# [Extracto de página]

Los 80 es una gran serie y Ana López junto a Juan Herrera, inmensos personajes. Ambientada en ese pobre e imperfecto Chile golpeado por la crisis del 82 (el PIB cayó 14%; desempleo de 24%), retrata el deseo incansable de salir adelante de la generación que se echó el país al hombro. “Tengo 45 años y ninguno de ustedes me va a enseñar cómo son las cosas”, dice Juan en la épica escena de la primera temporada. Hoy día, cuando la adolescencia se puede extender hasta los 30 (¿no lo ve en la política?), Juan suena de 60. En la serie fue obrero, vendedor, empresario, cesante, obrero de vuelta, supervisor. Pura resiliencia y hambre de progreso.
A veces se olvida, pero la generación actual enfrenta un shock laboral gigante. Entre febrero y julio del 2020, se perdieron en Chile dos millones de empleos. Un año después solo se había recuperado la mitad, recién en noviembre del 2023 el empleo alcanzó el nivel prepandemia y en cinco años los ocupados han aumentado apenas un 2,8%. Solo inmensos esfuerzos fiscales (habilitados por los treinta años de crecimiento) han contenido el drama. Pero no se equivoque. Este no fue un temblor de esos que, a pesar de que todo se mueve, uno espera sentado la calma. No, el movimiento de las placas laborales continúa silenciosamente.
Pensemos en las empresas. La destrucción de empleo es siempre dolorosa, pero con el tiempo permite ajustar faenas y ganar eficiencia. En los EE.UU., por ejemplo, parte de la reciente mejoría en productividad se debe al rebaraje laboral (great resignation): los puestos vacantes se llenaron con mejor capital humano para aprovechar la cuarta revolución industrial. Además, muchos mandos medios y altos desaparecieron, pues la tecnología facilitó la supervisión. ¡Qué suerte que en Chile eso no pasó!, dirá usted. No sea ingenuo: desde octubre de 2019, el número de trabajadores “no calificados”, “oficiales, operarios y artesanos”, “agricultores y trabajadores calificados agropecuarios y pesqueros” y “empleados de oficina” ha caído.

# [Tareas a realizar]
- a) Responde con base en el extracto sobre el empleo en Chile:
(i) ¿Cuánto cayó el PIB en la crisis del 82?
(ii) ¿Cuántos empleos se perdieron en Chile entre febrero y julio del 2020?
(iii) ¿En qué mes y año alcanzó el empleo el nivel prepandemia?
- b) Por favor, retoma el extracto sobre el empleo en Chile y continúalo a partir de su última oración.

# [Datos extraídos]

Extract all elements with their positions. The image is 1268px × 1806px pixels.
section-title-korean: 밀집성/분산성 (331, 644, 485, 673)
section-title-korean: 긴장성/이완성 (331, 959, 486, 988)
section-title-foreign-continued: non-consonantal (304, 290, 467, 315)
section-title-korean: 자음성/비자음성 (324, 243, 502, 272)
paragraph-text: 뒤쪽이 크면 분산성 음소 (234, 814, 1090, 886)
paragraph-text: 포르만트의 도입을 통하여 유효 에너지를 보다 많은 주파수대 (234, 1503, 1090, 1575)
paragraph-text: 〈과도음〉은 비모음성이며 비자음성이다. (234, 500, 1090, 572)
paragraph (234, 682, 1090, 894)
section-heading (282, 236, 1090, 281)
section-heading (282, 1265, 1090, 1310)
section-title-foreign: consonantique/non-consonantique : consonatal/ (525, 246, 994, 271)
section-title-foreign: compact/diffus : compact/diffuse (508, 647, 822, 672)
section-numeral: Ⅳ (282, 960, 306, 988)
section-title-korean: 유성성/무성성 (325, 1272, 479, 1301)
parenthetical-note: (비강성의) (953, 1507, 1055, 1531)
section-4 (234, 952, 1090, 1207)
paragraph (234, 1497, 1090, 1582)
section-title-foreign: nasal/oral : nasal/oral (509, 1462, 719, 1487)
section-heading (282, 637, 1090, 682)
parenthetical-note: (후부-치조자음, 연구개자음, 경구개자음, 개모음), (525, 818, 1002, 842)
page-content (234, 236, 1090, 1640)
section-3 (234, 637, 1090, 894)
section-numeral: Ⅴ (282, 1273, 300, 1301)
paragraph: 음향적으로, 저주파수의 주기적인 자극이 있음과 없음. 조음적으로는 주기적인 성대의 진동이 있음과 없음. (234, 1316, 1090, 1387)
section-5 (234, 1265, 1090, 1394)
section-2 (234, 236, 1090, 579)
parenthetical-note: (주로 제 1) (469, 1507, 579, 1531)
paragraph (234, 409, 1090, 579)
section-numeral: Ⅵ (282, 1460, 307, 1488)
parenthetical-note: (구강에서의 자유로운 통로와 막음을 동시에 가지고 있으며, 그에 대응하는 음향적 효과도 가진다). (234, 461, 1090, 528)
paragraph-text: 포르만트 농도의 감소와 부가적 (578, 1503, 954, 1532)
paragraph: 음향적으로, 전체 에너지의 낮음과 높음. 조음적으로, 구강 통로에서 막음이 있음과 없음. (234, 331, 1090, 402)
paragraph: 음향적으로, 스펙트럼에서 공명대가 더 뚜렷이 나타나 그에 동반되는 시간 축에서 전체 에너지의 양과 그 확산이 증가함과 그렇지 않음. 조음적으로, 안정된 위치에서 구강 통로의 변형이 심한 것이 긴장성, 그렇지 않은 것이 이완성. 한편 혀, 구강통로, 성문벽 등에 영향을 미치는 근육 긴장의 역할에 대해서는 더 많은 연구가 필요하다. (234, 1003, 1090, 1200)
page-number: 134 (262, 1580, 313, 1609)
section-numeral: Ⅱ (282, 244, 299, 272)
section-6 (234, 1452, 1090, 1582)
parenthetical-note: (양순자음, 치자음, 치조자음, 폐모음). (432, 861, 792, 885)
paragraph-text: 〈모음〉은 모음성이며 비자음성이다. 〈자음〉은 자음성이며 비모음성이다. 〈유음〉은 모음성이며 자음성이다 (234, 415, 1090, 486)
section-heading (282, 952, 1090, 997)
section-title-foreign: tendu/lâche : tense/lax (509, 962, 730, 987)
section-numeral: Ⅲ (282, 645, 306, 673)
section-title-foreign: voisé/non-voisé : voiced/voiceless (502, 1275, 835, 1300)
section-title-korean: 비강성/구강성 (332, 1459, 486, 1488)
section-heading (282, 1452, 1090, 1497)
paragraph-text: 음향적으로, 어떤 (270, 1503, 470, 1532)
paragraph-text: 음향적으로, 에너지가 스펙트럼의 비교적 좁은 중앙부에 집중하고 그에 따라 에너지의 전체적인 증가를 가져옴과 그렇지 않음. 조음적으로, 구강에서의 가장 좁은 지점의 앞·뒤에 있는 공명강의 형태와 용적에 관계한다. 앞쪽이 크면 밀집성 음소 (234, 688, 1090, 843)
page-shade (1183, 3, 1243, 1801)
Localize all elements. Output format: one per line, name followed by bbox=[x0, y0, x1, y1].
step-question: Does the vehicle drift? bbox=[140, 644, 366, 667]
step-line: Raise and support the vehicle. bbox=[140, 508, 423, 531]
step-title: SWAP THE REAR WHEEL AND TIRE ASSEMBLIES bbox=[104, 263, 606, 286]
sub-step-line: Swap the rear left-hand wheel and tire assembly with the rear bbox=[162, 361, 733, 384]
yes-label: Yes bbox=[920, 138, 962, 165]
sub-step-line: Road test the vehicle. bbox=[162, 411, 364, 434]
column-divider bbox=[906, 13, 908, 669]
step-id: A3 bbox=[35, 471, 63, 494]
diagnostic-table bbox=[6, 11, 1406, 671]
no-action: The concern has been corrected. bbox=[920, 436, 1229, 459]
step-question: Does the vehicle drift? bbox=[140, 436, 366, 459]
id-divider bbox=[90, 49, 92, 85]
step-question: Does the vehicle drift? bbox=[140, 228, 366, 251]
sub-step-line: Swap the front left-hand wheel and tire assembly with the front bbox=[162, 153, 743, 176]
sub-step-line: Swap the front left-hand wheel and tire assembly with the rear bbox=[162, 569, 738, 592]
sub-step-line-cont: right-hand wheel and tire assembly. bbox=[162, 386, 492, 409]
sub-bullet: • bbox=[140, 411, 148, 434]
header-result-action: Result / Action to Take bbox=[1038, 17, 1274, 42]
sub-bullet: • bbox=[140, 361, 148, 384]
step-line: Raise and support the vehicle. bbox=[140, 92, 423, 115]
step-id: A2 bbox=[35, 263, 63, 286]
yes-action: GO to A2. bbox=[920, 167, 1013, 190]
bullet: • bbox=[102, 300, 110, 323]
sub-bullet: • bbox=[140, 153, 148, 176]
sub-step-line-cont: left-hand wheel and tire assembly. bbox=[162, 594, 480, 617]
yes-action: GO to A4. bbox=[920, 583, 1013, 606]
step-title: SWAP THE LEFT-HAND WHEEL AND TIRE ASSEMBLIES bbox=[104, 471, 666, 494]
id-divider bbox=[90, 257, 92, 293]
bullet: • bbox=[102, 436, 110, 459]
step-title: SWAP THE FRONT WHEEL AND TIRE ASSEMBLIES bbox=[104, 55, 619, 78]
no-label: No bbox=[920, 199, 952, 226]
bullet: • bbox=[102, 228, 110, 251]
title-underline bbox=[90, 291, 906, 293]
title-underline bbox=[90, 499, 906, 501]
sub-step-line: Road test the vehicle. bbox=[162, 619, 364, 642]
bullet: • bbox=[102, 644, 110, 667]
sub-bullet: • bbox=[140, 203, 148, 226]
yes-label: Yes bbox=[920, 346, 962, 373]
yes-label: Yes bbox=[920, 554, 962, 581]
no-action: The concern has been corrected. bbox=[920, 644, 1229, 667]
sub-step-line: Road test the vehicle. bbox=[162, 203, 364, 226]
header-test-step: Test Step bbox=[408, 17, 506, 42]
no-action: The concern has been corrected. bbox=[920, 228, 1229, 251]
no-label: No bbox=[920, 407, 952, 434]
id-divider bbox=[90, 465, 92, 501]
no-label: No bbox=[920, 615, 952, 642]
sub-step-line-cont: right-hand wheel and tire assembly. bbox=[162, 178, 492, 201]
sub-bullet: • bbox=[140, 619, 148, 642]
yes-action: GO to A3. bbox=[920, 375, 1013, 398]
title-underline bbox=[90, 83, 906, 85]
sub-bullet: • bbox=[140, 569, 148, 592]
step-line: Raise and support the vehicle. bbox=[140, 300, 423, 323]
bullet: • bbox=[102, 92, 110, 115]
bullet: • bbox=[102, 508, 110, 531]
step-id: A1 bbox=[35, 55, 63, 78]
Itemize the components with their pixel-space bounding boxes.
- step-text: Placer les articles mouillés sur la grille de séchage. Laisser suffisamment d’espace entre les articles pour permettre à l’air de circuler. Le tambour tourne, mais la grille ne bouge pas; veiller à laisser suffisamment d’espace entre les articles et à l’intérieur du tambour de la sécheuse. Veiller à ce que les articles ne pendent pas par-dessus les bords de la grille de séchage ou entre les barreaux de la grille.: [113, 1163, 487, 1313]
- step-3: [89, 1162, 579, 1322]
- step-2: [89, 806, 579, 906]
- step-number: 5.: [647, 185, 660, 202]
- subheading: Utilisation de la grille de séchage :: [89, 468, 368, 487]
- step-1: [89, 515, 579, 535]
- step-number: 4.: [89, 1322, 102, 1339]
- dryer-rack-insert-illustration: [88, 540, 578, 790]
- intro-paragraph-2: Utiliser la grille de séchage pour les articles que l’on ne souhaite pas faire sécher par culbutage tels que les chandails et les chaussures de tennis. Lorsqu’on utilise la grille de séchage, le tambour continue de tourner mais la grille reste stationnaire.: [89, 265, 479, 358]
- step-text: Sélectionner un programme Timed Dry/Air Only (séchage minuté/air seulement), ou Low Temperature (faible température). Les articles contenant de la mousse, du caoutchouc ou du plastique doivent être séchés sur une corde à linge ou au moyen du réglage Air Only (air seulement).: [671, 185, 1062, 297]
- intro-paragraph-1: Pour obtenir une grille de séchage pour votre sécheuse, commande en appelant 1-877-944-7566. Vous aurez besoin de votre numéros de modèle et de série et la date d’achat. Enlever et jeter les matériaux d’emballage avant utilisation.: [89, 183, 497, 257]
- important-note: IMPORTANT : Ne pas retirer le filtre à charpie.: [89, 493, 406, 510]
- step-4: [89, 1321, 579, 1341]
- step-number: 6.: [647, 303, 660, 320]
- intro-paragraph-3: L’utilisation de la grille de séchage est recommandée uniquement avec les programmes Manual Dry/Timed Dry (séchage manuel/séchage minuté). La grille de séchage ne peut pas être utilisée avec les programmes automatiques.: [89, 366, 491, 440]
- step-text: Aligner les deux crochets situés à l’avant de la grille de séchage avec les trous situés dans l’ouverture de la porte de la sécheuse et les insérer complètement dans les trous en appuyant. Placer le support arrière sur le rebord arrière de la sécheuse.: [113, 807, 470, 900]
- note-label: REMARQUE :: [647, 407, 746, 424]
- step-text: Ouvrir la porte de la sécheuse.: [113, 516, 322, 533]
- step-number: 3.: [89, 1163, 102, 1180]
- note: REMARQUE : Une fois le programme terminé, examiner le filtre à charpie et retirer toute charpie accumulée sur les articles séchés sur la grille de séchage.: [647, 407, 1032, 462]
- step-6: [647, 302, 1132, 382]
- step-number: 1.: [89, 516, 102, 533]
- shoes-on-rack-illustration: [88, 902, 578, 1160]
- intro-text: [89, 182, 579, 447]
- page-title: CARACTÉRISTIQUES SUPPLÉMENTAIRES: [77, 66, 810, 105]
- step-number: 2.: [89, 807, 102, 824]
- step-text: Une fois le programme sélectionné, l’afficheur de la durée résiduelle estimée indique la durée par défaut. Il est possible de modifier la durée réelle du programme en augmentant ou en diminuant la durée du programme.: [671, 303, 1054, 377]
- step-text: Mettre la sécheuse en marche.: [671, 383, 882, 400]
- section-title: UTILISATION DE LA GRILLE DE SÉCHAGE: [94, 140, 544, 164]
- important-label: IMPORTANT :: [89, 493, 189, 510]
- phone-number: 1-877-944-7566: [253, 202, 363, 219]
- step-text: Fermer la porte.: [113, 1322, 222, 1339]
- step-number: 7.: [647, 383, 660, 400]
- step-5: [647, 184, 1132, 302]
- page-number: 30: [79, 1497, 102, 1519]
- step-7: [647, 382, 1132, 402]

# [Respuestas obtenidas]
- a)
(i) Un 14%.
(ii) Dos millones.
(iii) En noviembre del 2023.

- b)
Por otra parte, más de una década de bajo crecimiento y equivocadas políticas laborales han limitado la recuperación del empleo luego de la pandemia. Sumemos, además, el cambio generacional. Millennials (nacidos en 1981-94) y Gen-Z (1995-2012) parecen menos dispuestos a tomar posiciones de liderazgo, por la demanda de lo que entienden es mejor vida. Démosles tiempo, las dificultades de financiar permanentemente tal aspiración los harán recapacitar. Y cierra la lista un sistema educacional que no entrega las habilidades necesarias para competirle (o complementar) a la inteligencia artificial (Pisa, Timss, Piaac lo indican), pero ¿no es toda amenaza una oportunidad para innovar?
Ese país pobre y en dictadura de los 80 se dejó atrás, pero el avance al desarrollo se frenó. Creciendo al 2%, la recuperación plena pospandemia se ve aún lejana, lo que retroalimenta el estancamiento. ¿Resignación? No. No nos sorprendamos si, bajo las condiciones correctas, la resiliencia y hambre de progreso de la clase media vuelven a hacer la diferencia. Los 80 no son el 2024, pero el ADN de Ana y Juan sigue entre nosotros.